WRITTEN TASK »
Your task is to transcribe all the entries exactly, excluding pictures.

━━━━━━━━━━━━━━━━━━━━━━━━━━━━━━

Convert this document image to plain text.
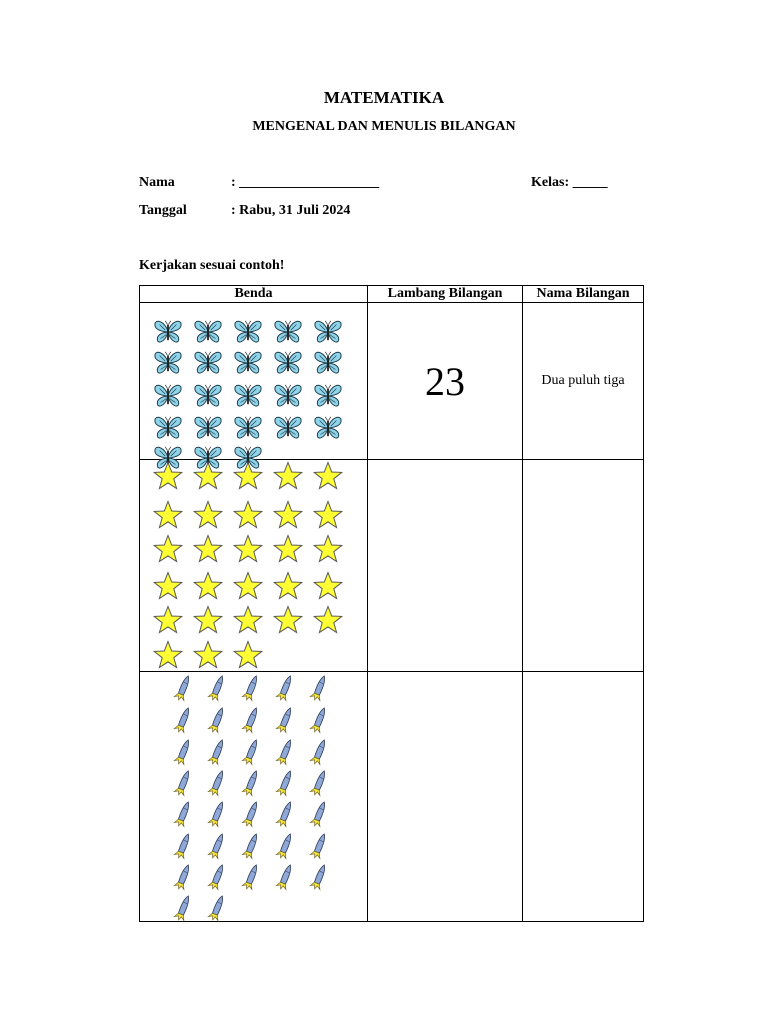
MATEMATIKA
MENGENAL DAN MENULIS BILANGAN
Nama	: ____________________	Kelas: _____
Tanggal	: Rabu, 31 Juli 2024
Kerjakan sesuai contoh!
Benda	Lambang Bilangan	Nama Bilangan

	23	Dua puluh tiga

━━━━━━━━━━━━━━━━━━━━━━━━━━━━━━

FINISHED ANSWER »
Convert this document image to plain text.
MATEMATIKA
MENGENAL DAN MENULIS BILANGAN
Nama	: ____________________	Kelas: _____
Tanggal	: Rabu, 31 Juli 2024
Kerjakan sesuai contoh!
Benda	Lambang Bilangan	Nama Bilangan

	23	Dua puluh tiga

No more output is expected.